§ **Written problem**:
Pick out each line of the records in which the word "Spatial" appears.

§ **Data entries**:
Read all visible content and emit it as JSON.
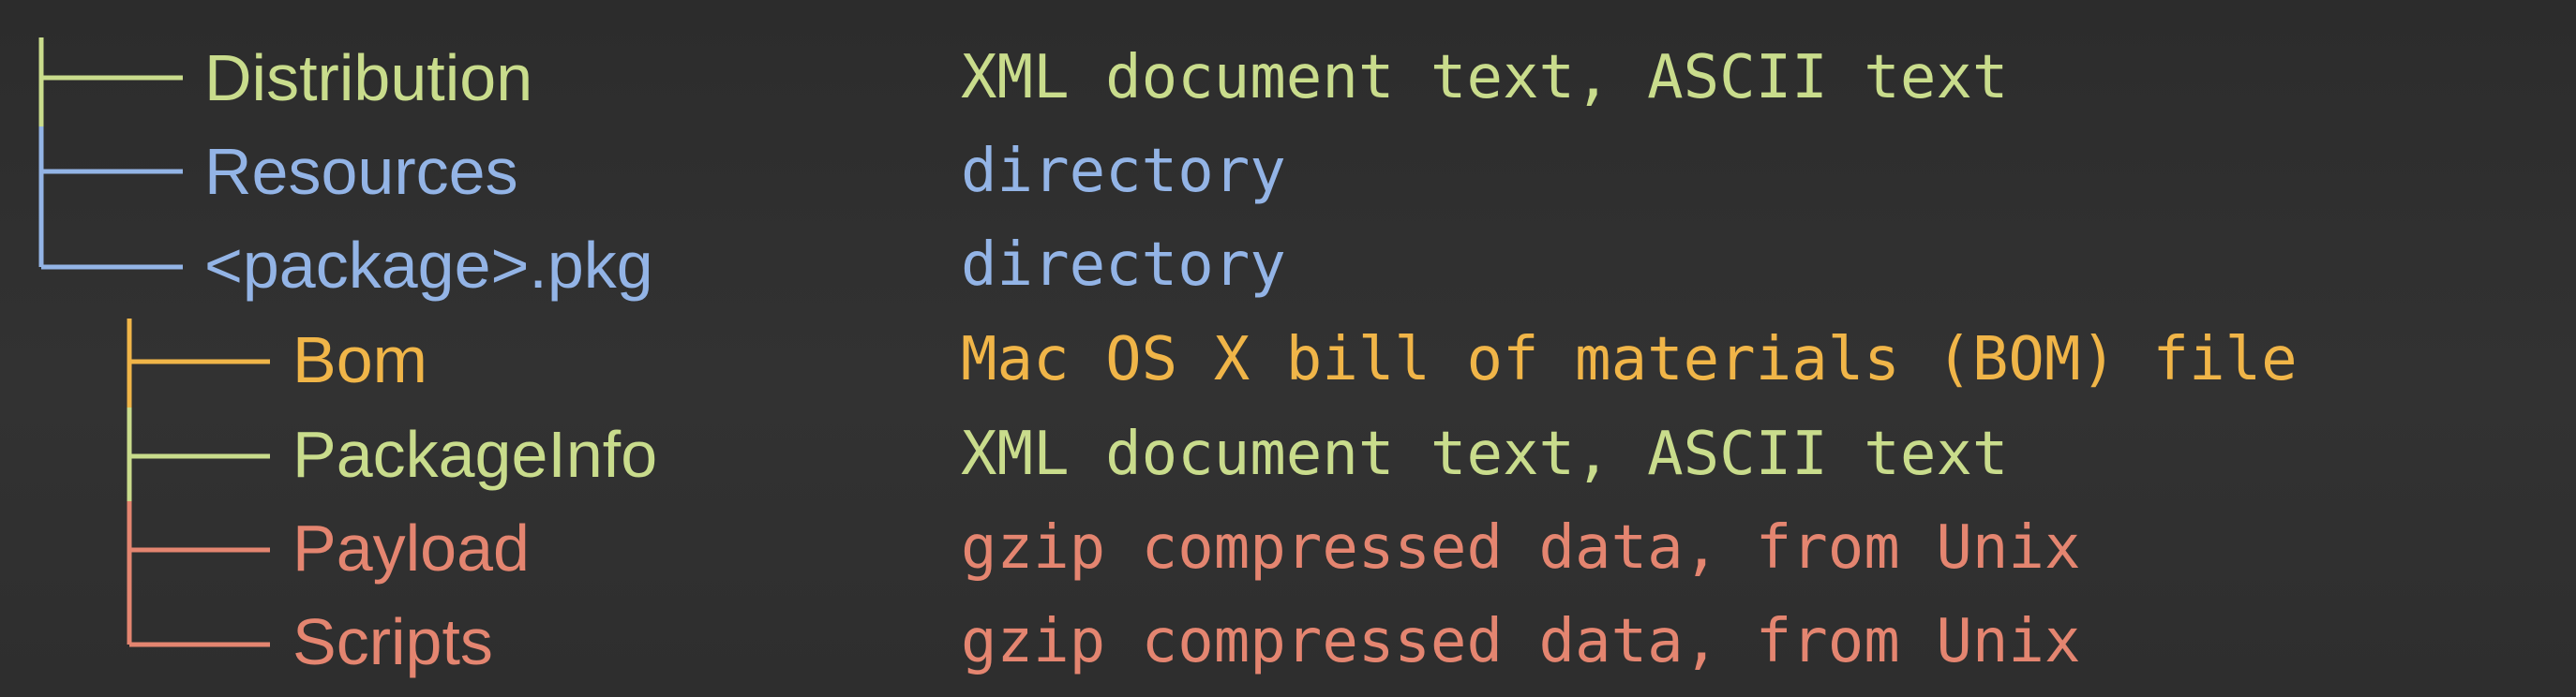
{
  "colors": {
    "background": "#2f2f2f",
    "green": "#c9dc8c",
    "blue": "#93b4e6",
    "orange": "#f0b548",
    "red": "#e48570"
  },
  "tree": [
    {
      "name": "Distribution",
      "description": "XML document text, ASCII text",
      "color": "#c9dc8c"
    },
    {
      "name": "Resources",
      "description": "directory",
      "color": "#93b4e6"
    },
    {
      "name": "<package>.pkg",
      "description": "directory",
      "color": "#93b4e6"
    },
    {
      "name": "Bom",
      "description": "Mac OS X bill of materials (BOM) file",
      "color": "#f0b548"
    },
    {
      "name": "PackageInfo",
      "description": "XML document text, ASCII text",
      "color": "#c9dc8c"
    },
    {
      "name": "Payload",
      "description": "gzip compressed data, from Unix",
      "color": "#e48570"
    },
    {
      "name": "Scripts",
      "description": "gzip compressed data, from Unix",
      "color": "#e48570"
    }
  ]
}
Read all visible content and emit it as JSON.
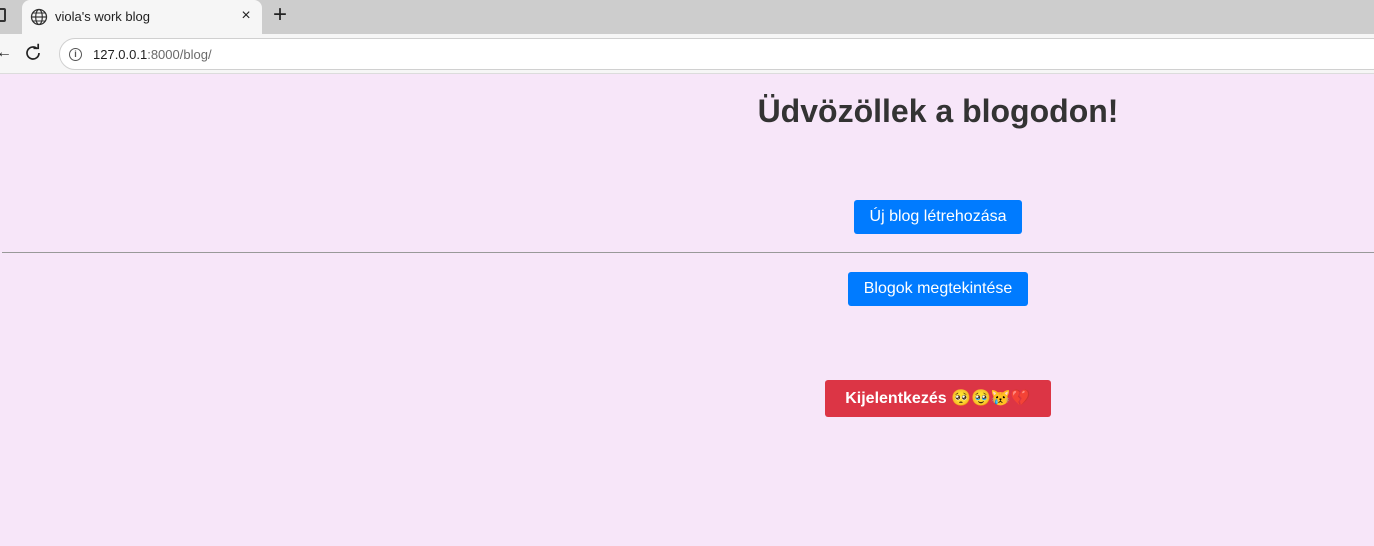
{
  "browser": {
    "tab_title": "viola's work blog",
    "tab_close_glyph": "×",
    "new_tab_glyph": "+",
    "back_glyph": "←",
    "url_host": "127.0.0.1",
    "url_rest": ":8000/blog/",
    "icons": [
      "window-icon",
      "globe-icon",
      "close-icon",
      "plus-icon",
      "back-icon",
      "reload-icon",
      "info-icon"
    ]
  },
  "page": {
    "heading": "Üdvözöllek a blogodon!",
    "new_blog_label": "Új blog létrehozása",
    "view_blogs_label": "Blogok megtekintése",
    "logout_label": "Kijelentkezés 🥺🥹😿💔",
    "colors": {
      "background": "#f7e6f9",
      "primary": "#007bff",
      "danger": "#dc3545"
    }
  }
}
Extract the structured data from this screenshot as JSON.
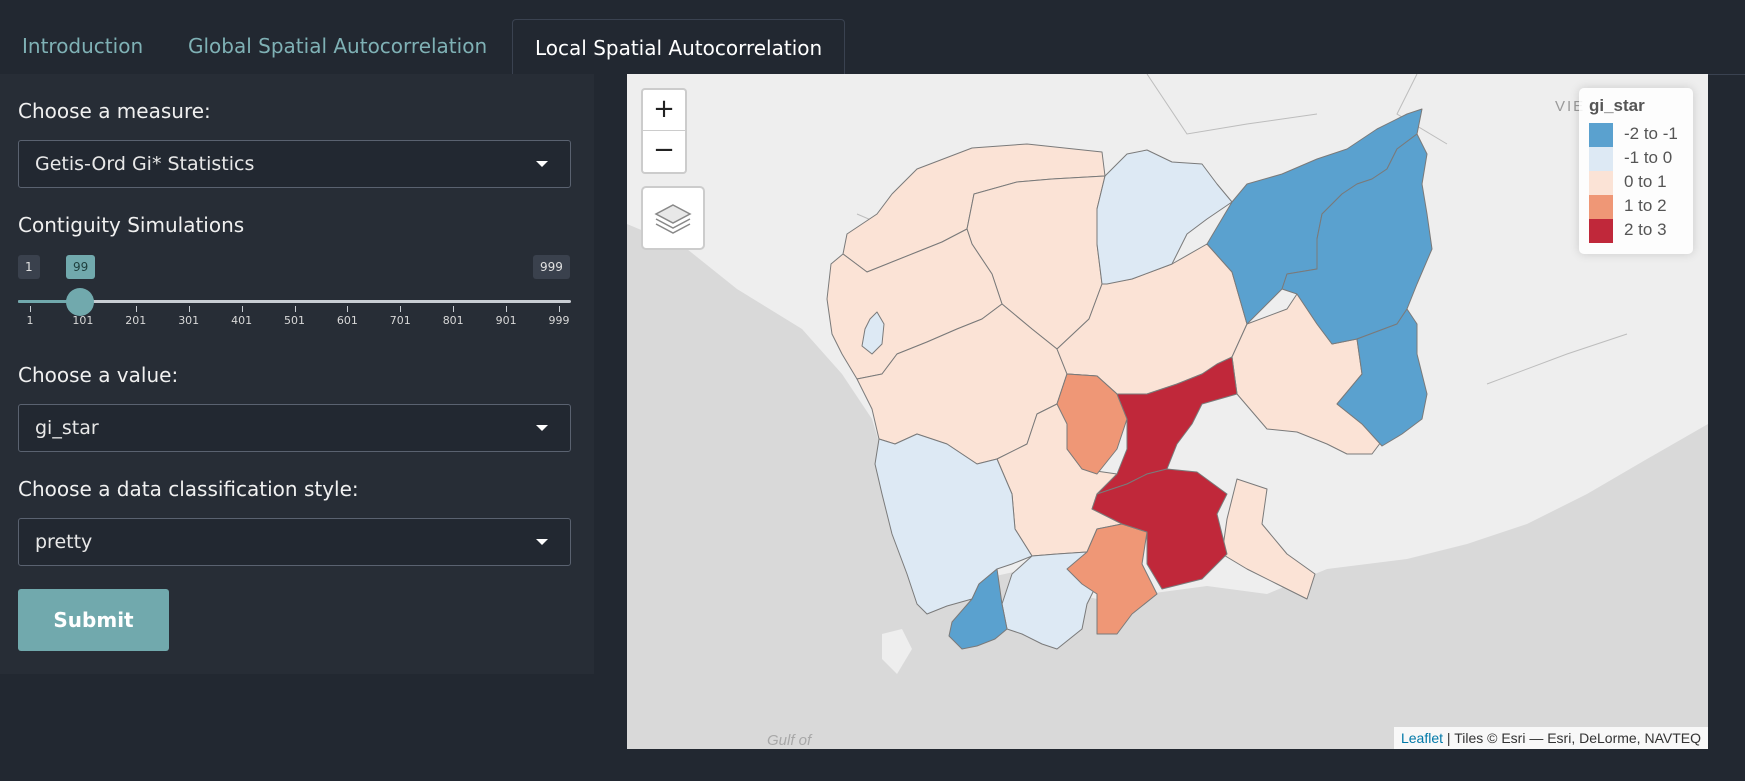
{
  "tabs": [
    {
      "label": "Introduction"
    },
    {
      "label": "Global Spatial Autocorrelation"
    },
    {
      "label": "Local Spatial Autocorrelation"
    }
  ],
  "sidebar": {
    "measure_label": "Choose a measure:",
    "measure_value": "Getis-Ord Gi* Statistics",
    "simulations_label": "Contiguity Simulations",
    "slider": {
      "min": "1",
      "value": "99",
      "max": "999",
      "ticks": [
        "1",
        "101",
        "201",
        "301",
        "401",
        "501",
        "601",
        "701",
        "801",
        "901",
        "999"
      ]
    },
    "value_label": "Choose a value:",
    "value_value": "gi_star",
    "classification_label": "Choose a data classification style:",
    "classification_value": "pretty",
    "submit_label": "Submit"
  },
  "map": {
    "zoom_in": "+",
    "zoom_out": "−",
    "legend": {
      "title": "gi_star",
      "items": [
        {
          "label": "-2 to -1",
          "color": "#5aa1cf"
        },
        {
          "label": "-1 to 0",
          "color": "#dde9f4"
        },
        {
          "label": "0 to 1",
          "color": "#fbe3d6"
        },
        {
          "label": "1 to 2",
          "color": "#ef9776"
        },
        {
          "label": "2 to 3",
          "color": "#c0283a"
        }
      ]
    },
    "attribution_link": "Leaflet",
    "attribution_text": " | Tiles © Esri — Esri, DeLorme, NAVTEQ",
    "basemap_labels": {
      "vie": "VIE",
      "gulf": "Gulf of"
    }
  },
  "colors": {
    "background": "#222831",
    "sidebar": "#272d36",
    "accent": "#71a9ad",
    "tab_inactive": "#7fb1b5"
  }
}
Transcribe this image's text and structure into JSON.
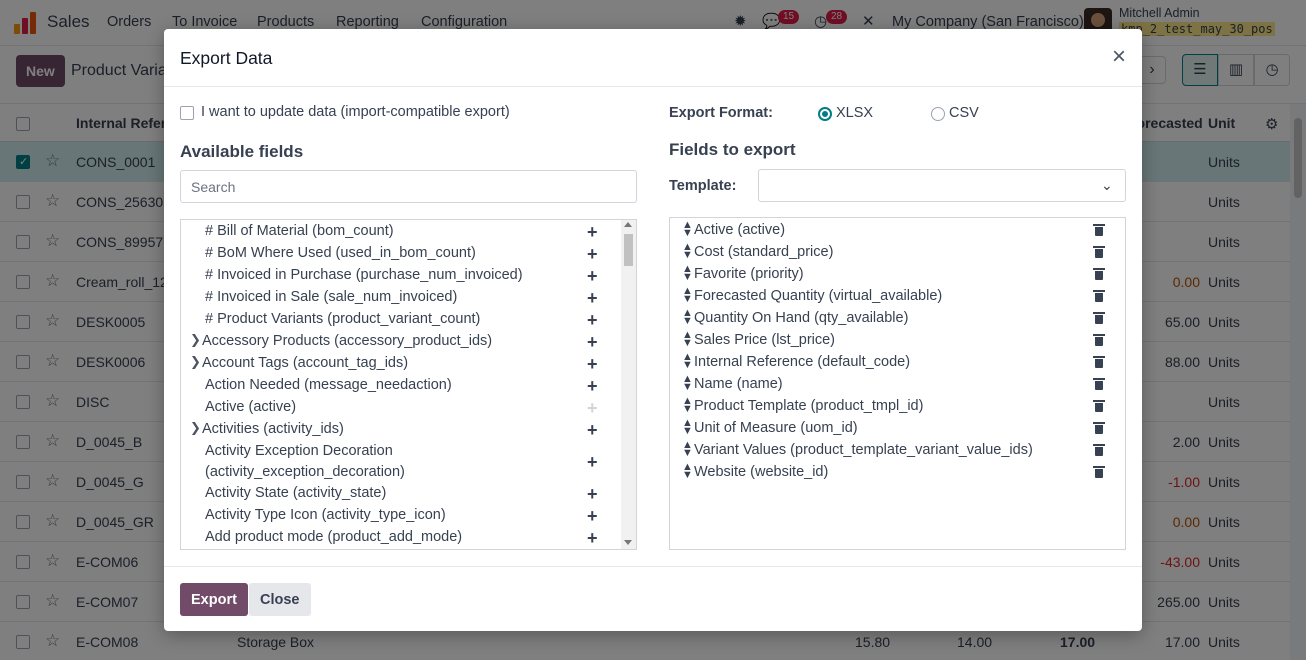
{
  "navbar": {
    "brand": "Sales",
    "menu": [
      "Orders",
      "To Invoice",
      "Products",
      "Reporting",
      "Configuration"
    ],
    "messages_count": "15",
    "activities_count": "28",
    "company": "My Company (San Francisco)",
    "user_name": "Mitchell Admin",
    "database": "kmp_2_test_may_30_pos"
  },
  "control_panel": {
    "new_label": "New",
    "title": "Product Variants"
  },
  "list": {
    "headers": {
      "internal_ref": "Internal Reference",
      "forecasted": "Forecasted",
      "unit": "Unit"
    },
    "rows": [
      {
        "code": "CONS_0001",
        "name": "",
        "c1": "",
        "c2": "",
        "c3": "",
        "forecast": "",
        "unit": "Units",
        "selected": true
      },
      {
        "code": "CONS_25630",
        "name": "",
        "c1": "",
        "c2": "",
        "c3": "",
        "forecast": "",
        "unit": "Units"
      },
      {
        "code": "CONS_89957",
        "name": "",
        "c1": "",
        "c2": "",
        "c3": "",
        "forecast": "",
        "unit": "Units"
      },
      {
        "code": "Cream_roll_12",
        "name": "",
        "c1": "",
        "c2": "",
        "c3": "",
        "forecast": "0.00",
        "unit": "Units",
        "fc_color": "#b45309"
      },
      {
        "code": "DESK0005",
        "name": "",
        "c1": "",
        "c2": "",
        "c3": "",
        "forecast": "65.00",
        "unit": "Units"
      },
      {
        "code": "DESK0006",
        "name": "",
        "c1": "",
        "c2": "",
        "c3": "",
        "forecast": "88.00",
        "unit": "Units"
      },
      {
        "code": "DISC",
        "name": "",
        "c1": "",
        "c2": "",
        "c3": "",
        "forecast": "",
        "unit": "Units"
      },
      {
        "code": "D_0045_B",
        "name": "",
        "c1": "",
        "c2": "",
        "c3": "",
        "forecast": "2.00",
        "unit": "Units"
      },
      {
        "code": "D_0045_G",
        "name": "",
        "c1": "",
        "c2": "",
        "c3": "",
        "forecast": "-1.00",
        "unit": "Units",
        "fc_color": "#dc2626"
      },
      {
        "code": "D_0045_GR",
        "name": "",
        "c1": "",
        "c2": "",
        "c3": "",
        "forecast": "0.00",
        "unit": "Units",
        "fc_color": "#b45309"
      },
      {
        "code": "E-COM06",
        "name": "",
        "c1": "",
        "c2": "",
        "c3": "",
        "forecast": "-43.00",
        "unit": "Units",
        "fc_color": "#dc2626"
      },
      {
        "code": "E-COM07",
        "name": "",
        "c1": "",
        "c2": "",
        "c3": "",
        "forecast": "265.00",
        "unit": "Units"
      },
      {
        "code": "E-COM08",
        "name": "Storage Box",
        "c1": "15.80",
        "c2": "14.00",
        "c3": "17.00",
        "forecast": "17.00",
        "unit": "Units"
      }
    ]
  },
  "modal": {
    "title": "Export Data",
    "update_checkbox_label": "I want to update data (import-compatible export)",
    "available_fields_heading": "Available fields",
    "search_placeholder": "Search",
    "available_fields": [
      {
        "label": "# Bill of Material (bom_count)",
        "expand": false,
        "added": false
      },
      {
        "label": "# BoM Where Used (used_in_bom_count)",
        "expand": false,
        "added": false
      },
      {
        "label": "# Invoiced in Purchase (purchase_num_invoiced)",
        "expand": false,
        "added": false
      },
      {
        "label": "# Invoiced in Sale (sale_num_invoiced)",
        "expand": false,
        "added": false
      },
      {
        "label": "# Product Variants (product_variant_count)",
        "expand": false,
        "added": false
      },
      {
        "label": "Accessory Products (accessory_product_ids)",
        "expand": true,
        "added": false
      },
      {
        "label": "Account Tags (account_tag_ids)",
        "expand": true,
        "added": false
      },
      {
        "label": "Action Needed (message_needaction)",
        "expand": false,
        "added": false
      },
      {
        "label": "Active (active)",
        "expand": false,
        "added": true
      },
      {
        "label": "Activities (activity_ids)",
        "expand": true,
        "added": false
      },
      {
        "label": "Activity Exception Decoration",
        "label2": "(activity_exception_decoration)",
        "expand": false,
        "added": false
      },
      {
        "label": "Activity State (activity_state)",
        "expand": false,
        "added": false
      },
      {
        "label": "Activity Type Icon (activity_type_icon)",
        "expand": false,
        "added": false
      },
      {
        "label": "Add product mode (product_add_mode)",
        "expand": false,
        "added": false
      }
    ],
    "export_format_label": "Export Format:",
    "formats": [
      {
        "label": "XLSX",
        "selected": true
      },
      {
        "label": "CSV",
        "selected": false
      }
    ],
    "fields_to_export_heading": "Fields to export",
    "template_label": "Template:",
    "template_value": "",
    "export_fields": [
      "Active (active)",
      "Cost (standard_price)",
      "Favorite (priority)",
      "Forecasted Quantity (virtual_available)",
      "Quantity On Hand (qty_available)",
      "Sales Price (lst_price)",
      "Internal Reference (default_code)",
      "Name (name)",
      "Product Template (product_tmpl_id)",
      "Unit of Measure (uom_id)",
      "Variant Values (product_template_variant_value_ids)",
      "Website (website_id)"
    ],
    "export_button": "Export",
    "close_button": "Close"
  },
  "colors": {
    "brand": "#714b67",
    "accent": "#017e84",
    "danger": "#e11d48"
  }
}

§ **Response to the exercise**:
      "label": "Global Spatial Autocorrelation"
      "label": "Local Spatial Autocorrelation"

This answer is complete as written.